# PROBLEM DESCRIPTION:
Below are some records. Quote exactly the lines from the one that contains "Parse this chart and return its data as JSON." through the last, both included, and leave out the pictures.

[Figure collection entries]
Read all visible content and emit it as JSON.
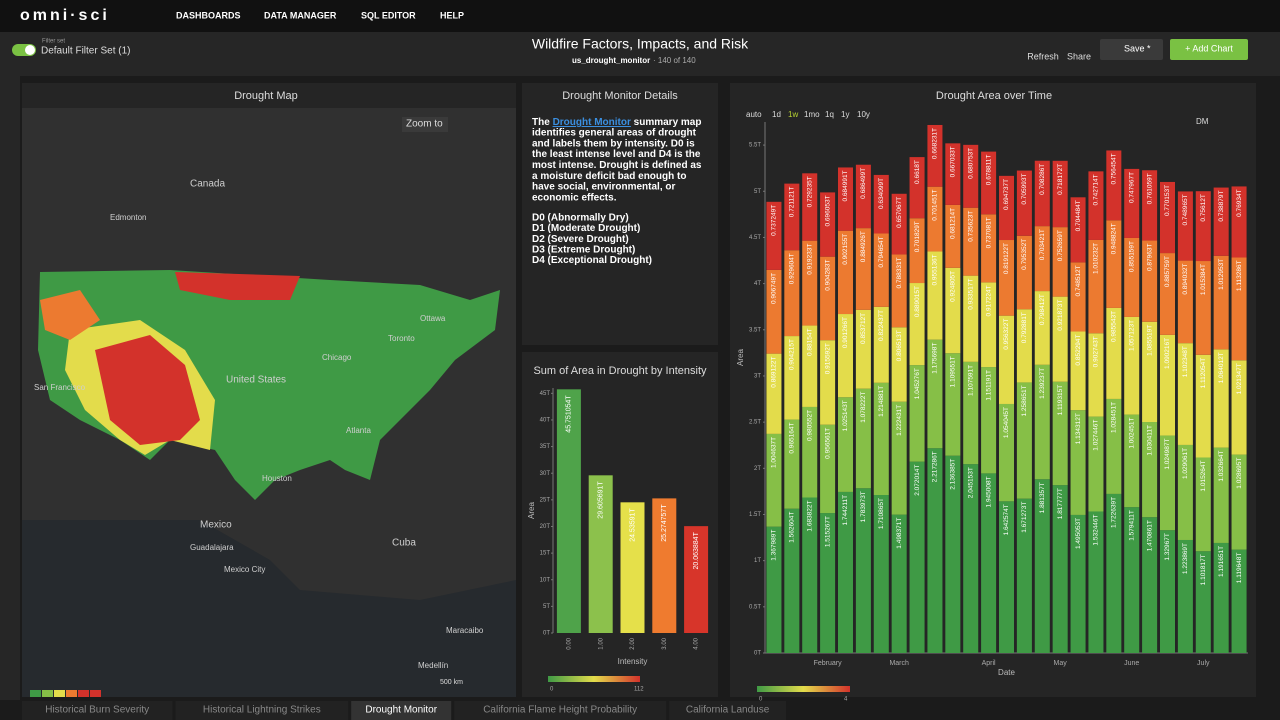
{
  "header": {
    "logo": "omni·sci",
    "nav": [
      "DASHBOARDS",
      "DATA MANAGER",
      "SQL EDITOR",
      "HELP"
    ]
  },
  "toolbar": {
    "filter_caption": "Filter set",
    "filter_set": "Default Filter Set (1)",
    "title": "Wildfire Factors, Impacts, and Risk",
    "source": "us_drought_monitor",
    "count": "· 140 of 140",
    "buttons": [
      "Refresh",
      "Share",
      "Save *",
      "+ Add Chart"
    ]
  },
  "map": {
    "title": "Drought Map",
    "zoom": "Zoom to",
    "scale": "500 km",
    "labels": [
      "Canada",
      "Edmonton",
      "Ottawa",
      "Toronto",
      "Chicago",
      "United States",
      "San Francisco",
      "Atlanta",
      "Houston",
      "Mexico",
      "Guadalajara",
      "Mexico City",
      "Cuba",
      "Maracaibo",
      "Medellín"
    ]
  },
  "details": {
    "title": "Drought Monitor Details",
    "lead": "The",
    "link": "Drought Monitor",
    "lead_rest": "summary map",
    "lines": [
      "identifies general areas of drought",
      "and labels them by intensity. D0 is",
      "the least intense level and D4 is the",
      "most intense. Drought is defined as",
      "a moisture deficit bad enough to",
      "have social, environmental, or",
      "economic effects."
    ],
    "levels": [
      "D0 (Abnormally Dry)",
      "D1 (Moderate Drought)",
      "D2 (Severe Drought)",
      "D3 (Extreme Drought)",
      "D4 (Exceptional Drought)"
    ]
  },
  "intensity_chart": {
    "type": "bar",
    "title": "Sum of Area in Drought by Intensity",
    "x_label": "Intensity",
    "y_label": "Area",
    "categories": [
      "0.00",
      "1.00",
      "2.00",
      "3.00",
      "4.00"
    ],
    "values": [
      45.751054,
      29.605691,
      24.53591,
      25.274757,
      20.063884
    ],
    "value_labels": [
      "45.751054T",
      "29.605691T",
      "24.53591T",
      "25.274757T",
      "20.063884T"
    ],
    "colors": [
      "#4fa34a",
      "#8cc14c",
      "#e5e04a",
      "#ef7b2f",
      "#d7352a"
    ],
    "ylim": [
      0,
      46
    ],
    "yticks": [
      {
        "value": 0,
        "label": "0T"
      },
      {
        "value": 5,
        "label": "5T"
      },
      {
        "value": 10,
        "label": "10T"
      },
      {
        "value": 15,
        "label": "15T"
      },
      {
        "value": 20,
        "label": "20T"
      },
      {
        "value": 25,
        "label": "25T"
      },
      {
        "value": 30,
        "label": "30T"
      },
      {
        "value": 35,
        "label": "35T"
      },
      {
        "value": 40,
        "label": "40T"
      },
      {
        "value": 45,
        "label": "45T"
      }
    ],
    "color_legend": [
      0,
      112
    ]
  },
  "area_chart": {
    "type": "stacked_bar",
    "title": "Drought Area over Time",
    "x_label": "Date",
    "y_label": "Area",
    "time_buttons": [
      "auto",
      "1d",
      "1w",
      "1mo",
      "1q",
      "1y",
      "10y"
    ],
    "active_button": "1w",
    "binning": "DM",
    "categories": [
      null,
      null,
      null,
      "February",
      null,
      null,
      null,
      "March",
      null,
      null,
      null,
      null,
      "April",
      null,
      null,
      null,
      "May",
      null,
      null,
      null,
      "June",
      null,
      null,
      null,
      "July",
      null,
      null
    ],
    "ylim": [
      0,
      5.75
    ],
    "yticks": [
      {
        "value": 0,
        "label": "0T"
      },
      {
        "value": 0.5,
        "label": "0.5T"
      },
      {
        "value": 1,
        "label": "1T"
      },
      {
        "value": 1.5,
        "label": "1.5T"
      },
      {
        "value": 2,
        "label": "2T"
      },
      {
        "value": 2.5,
        "label": "2.5T"
      },
      {
        "value": 3,
        "label": "3T"
      },
      {
        "value": 3.5,
        "label": "3.5T"
      },
      {
        "value": 4,
        "label": "4T"
      },
      {
        "value": 4.5,
        "label": "4.5T"
      },
      {
        "value": 5,
        "label": "5T"
      },
      {
        "value": 5.5,
        "label": "5.5T"
      }
    ],
    "color_legend": [
      0,
      4
    ],
    "series": [
      {
        "color": "#3f9a45",
        "values": [
          1.367989,
          1.562604,
          1.683822,
          1.515267,
          1.744211,
          1.783973,
          1.710865,
          1.498371,
          2.072014,
          2.217286,
          2.136385,
          2.045153,
          1.945008,
          1.642574,
          1.671273,
          1.881357,
          1.817777,
          1.495053,
          1.532446,
          1.722639,
          1.579411,
          1.470861,
          1.32967,
          1.223869,
          1.101817,
          1.191651,
          1.119648
        ],
        "value_labels": [
          "1.367989T",
          "1.562604T",
          "1.683822T",
          "1.515267T",
          "1.744211T",
          "1.783973T",
          "1.710865T",
          "1.498371T",
          "2.072014T",
          "2.217286T",
          "2.136385T",
          "2.045153T",
          "1.945008T",
          "1.642574T",
          "1.671273T",
          "1.881357T",
          "1.817777T",
          "1.495053T",
          "1.532446T",
          "1.722639T",
          "1.579411T",
          "1.470861T",
          "1.32967T",
          "1.223869T",
          "1.101817T",
          "1.191651T",
          "1.119648T"
        ]
      },
      {
        "color": "#86bf47",
        "values": [
          1.004637,
          0.965164,
          0.980552,
          0.956561,
          1.025143,
          1.078222,
          1.214881,
          1.222431,
          1.045276,
          1.175698,
          1.109551,
          1.107591,
          1.151191,
          1.054045,
          1.258651,
          1.239237,
          1.119315,
          1.134312,
          1.027446,
          1.028451,
          1.002451,
          1.030411,
          1.024987,
          1.029061,
          1.015264,
          1.032664,
          1.028695
        ],
        "value_labels": [
          "1.004637T",
          "0.965164T",
          "0.980552T",
          "0.956561T",
          "1.025143T",
          "1.078222T",
          "1.214881T",
          "1.222431T",
          "1.045276T",
          "1.175698T",
          "1.109551T",
          "1.107591T",
          "1.151191T",
          "1.054045T",
          "1.258651T",
          "1.239237T",
          "1.119315T",
          "1.134312T",
          "1.027446T",
          "1.028451T",
          "1.002451T",
          "1.030411T",
          "1.024987T",
          "1.029061T",
          "1.015264T",
          "1.032664T",
          "1.028695T"
        ]
      },
      {
        "color": "#e3dc4b",
        "values": [
          0.869122,
          0.904215,
          0.88154,
          0.915592,
          0.901266,
          0.853712,
          0.822437,
          0.806513,
          0.889015,
          0.955136,
          0.924805,
          0.933517,
          0.917224,
          0.956322,
          0.792881,
          0.798412,
          0.921873,
          0.852294,
          0.902743,
          0.985543,
          1.057123,
          1.085519,
          1.090216,
          1.102348,
          1.112054,
          1.064012,
          1.021347
        ],
        "value_labels": [
          "0.869122T",
          "0.904215T",
          "0.88154T",
          "0.915592T",
          "0.901266T",
          "0.853712T",
          "0.822437T",
          "0.806513T",
          "0.889015T",
          "0.955136T",
          "0.924805T",
          "0.933517T",
          "0.917224T",
          "0.956322T",
          "0.792881T",
          "0.798412T",
          "0.921873T",
          "0.852294T",
          "0.902743T",
          "0.985543T",
          "1.057123T",
          "1.085519T",
          "1.090216T",
          "1.102348T",
          "1.112054T",
          "1.064012T",
          "1.021347T"
        ]
      },
      {
        "color": "#ec7a30",
        "values": [
          0.906749,
          0.929604,
          0.919233,
          0.904283,
          0.902155,
          0.884926,
          0.794654,
          0.788331,
          0.701829,
          0.701451,
          0.681214,
          0.735623,
          0.737081,
          0.819122,
          0.795352,
          0.703421,
          0.752659,
          0.748512,
          1.010232,
          0.948824,
          0.855159,
          0.87963,
          0.885759,
          0.894032,
          1.015384,
          1.012953,
          1.113286
        ],
        "value_labels": [
          "0.906749T",
          "0.929604T",
          "0.919233T",
          "0.904283T",
          "0.902155T",
          "0.884926T",
          "0.794654T",
          "0.788331T",
          "0.701829T",
          "0.701451T",
          "0.681214T",
          "0.735623T",
          "0.737081T",
          "0.819122T",
          "0.795352T",
          "0.703421T",
          "0.752659T",
          "0.748512T",
          "1.010232T",
          "0.948824T",
          "0.855159T",
          "0.87963T",
          "0.885759T",
          "0.894032T",
          "1.015384T",
          "1.012953T",
          "1.113286T"
        ]
      },
      {
        "color": "#d3322b",
        "values": [
          0.737249,
          0.721121,
          0.729235,
          0.696053,
          0.684991,
          0.686499,
          0.634099,
          0.657067,
          0.6618,
          0.668231,
          0.667033,
          0.680753,
          0.678811,
          0.694737,
          0.705993,
          0.708286,
          0.718172,
          0.704484,
          0.742714,
          0.756454,
          0.747967,
          0.761059,
          0.770153,
          0.748965,
          0.75612,
          0.738879,
          0.76934
        ],
        "value_labels": [
          "0.737249T",
          "0.721121T",
          "0.729235T",
          "0.696053T",
          "0.684991T",
          "0.686499T",
          "0.634099T",
          "0.657067T",
          "0.6618T",
          "0.668231T",
          "0.667033T",
          "0.680753T",
          "0.678811T",
          "0.694737T",
          "0.705993T",
          "0.708286T",
          "0.718172T",
          "0.704484T",
          "0.742714T",
          "0.756454T",
          "0.747967T",
          "0.761059T",
          "0.770153T",
          "0.748965T",
          "0.75612T",
          "0.738879T",
          "0.76934T"
        ]
      }
    ]
  },
  "tabs": [
    "Historical Burn Severity",
    "Historical Lightning Strikes",
    "Drought Monitor",
    "California Flame Height Probability",
    "California Landuse"
  ],
  "active_tab": "Drought Monitor"
}
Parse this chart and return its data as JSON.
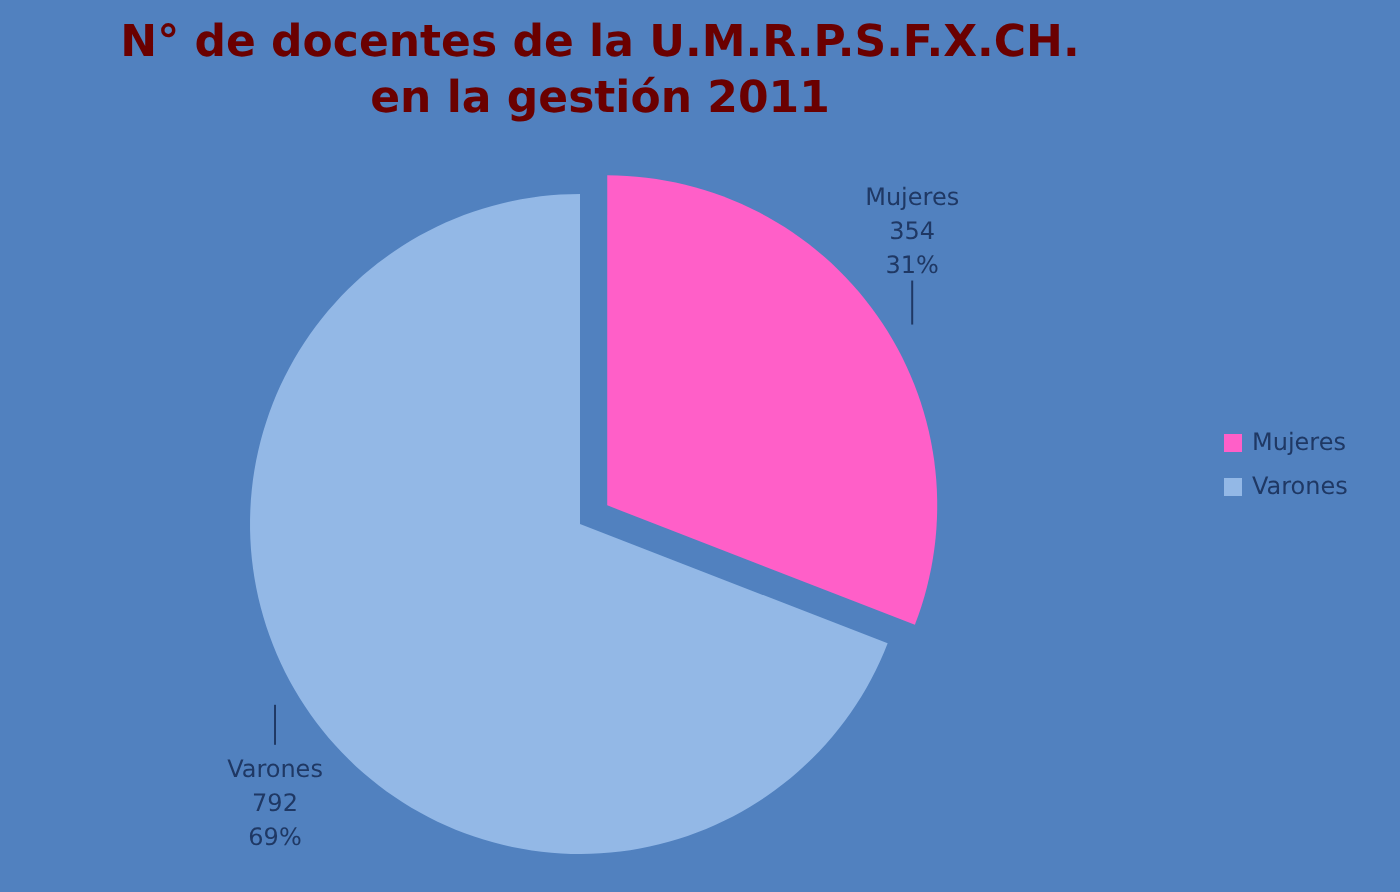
{
  "chart_data": {
    "type": "pie",
    "title": "N° de docentes de la U.M.R.P.S.F.X.CH.\nen la gestión 2011",
    "categories": [
      "Mujeres",
      "Varones"
    ],
    "values": [
      354,
      792
    ],
    "colors": [
      "#ff5fc8",
      "#93b8e6"
    ],
    "value_labels": [
      "354\n31%",
      "792\n69%"
    ],
    "legend": "right"
  }
}
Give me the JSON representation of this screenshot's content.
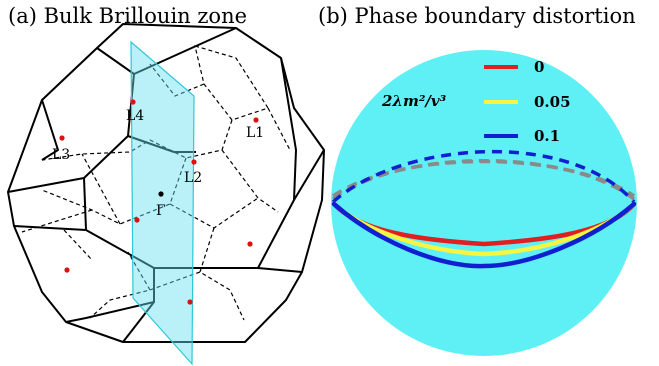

# EXERCISE RESULT:
Parse this chart and return its data as JSON.
{
  "chart_data": {
    "type": "pie",
    "title": "N° de docentes de la U.M.R.P.S.F.X.CH.\nen la gestión 2011",
    "categories": [
      "Mujeres",
      "Varones"
    ],
    "values": [
      354,
      792
    ],
    "colors": [
      "#ff5fc8",
      "#93b8e6"
    ],
    "value_labels": [
      "354\n31%",
      "792\n69%"
    ],
    "legend": "right"
  }
}
Give me the JSON representation of this screenshot's content.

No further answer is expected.